▶ [AIM OF THE EXERCISE]: Find all lines in the listing that include the word "correct", then copy them.

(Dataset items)
»»

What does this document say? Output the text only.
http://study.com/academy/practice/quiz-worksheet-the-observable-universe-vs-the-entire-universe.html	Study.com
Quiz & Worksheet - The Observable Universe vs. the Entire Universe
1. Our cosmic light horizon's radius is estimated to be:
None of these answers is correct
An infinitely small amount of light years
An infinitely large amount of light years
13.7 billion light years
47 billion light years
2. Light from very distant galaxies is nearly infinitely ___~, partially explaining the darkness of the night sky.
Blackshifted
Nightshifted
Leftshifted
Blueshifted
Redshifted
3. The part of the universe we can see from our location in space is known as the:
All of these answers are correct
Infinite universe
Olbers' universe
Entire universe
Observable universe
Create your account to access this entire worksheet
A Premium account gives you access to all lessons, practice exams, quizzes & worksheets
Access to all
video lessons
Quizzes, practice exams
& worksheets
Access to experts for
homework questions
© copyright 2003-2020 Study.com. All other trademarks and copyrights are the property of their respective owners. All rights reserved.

««

▶ [TASK ANSWER]:
None of these answers is correct
All of these answers are correct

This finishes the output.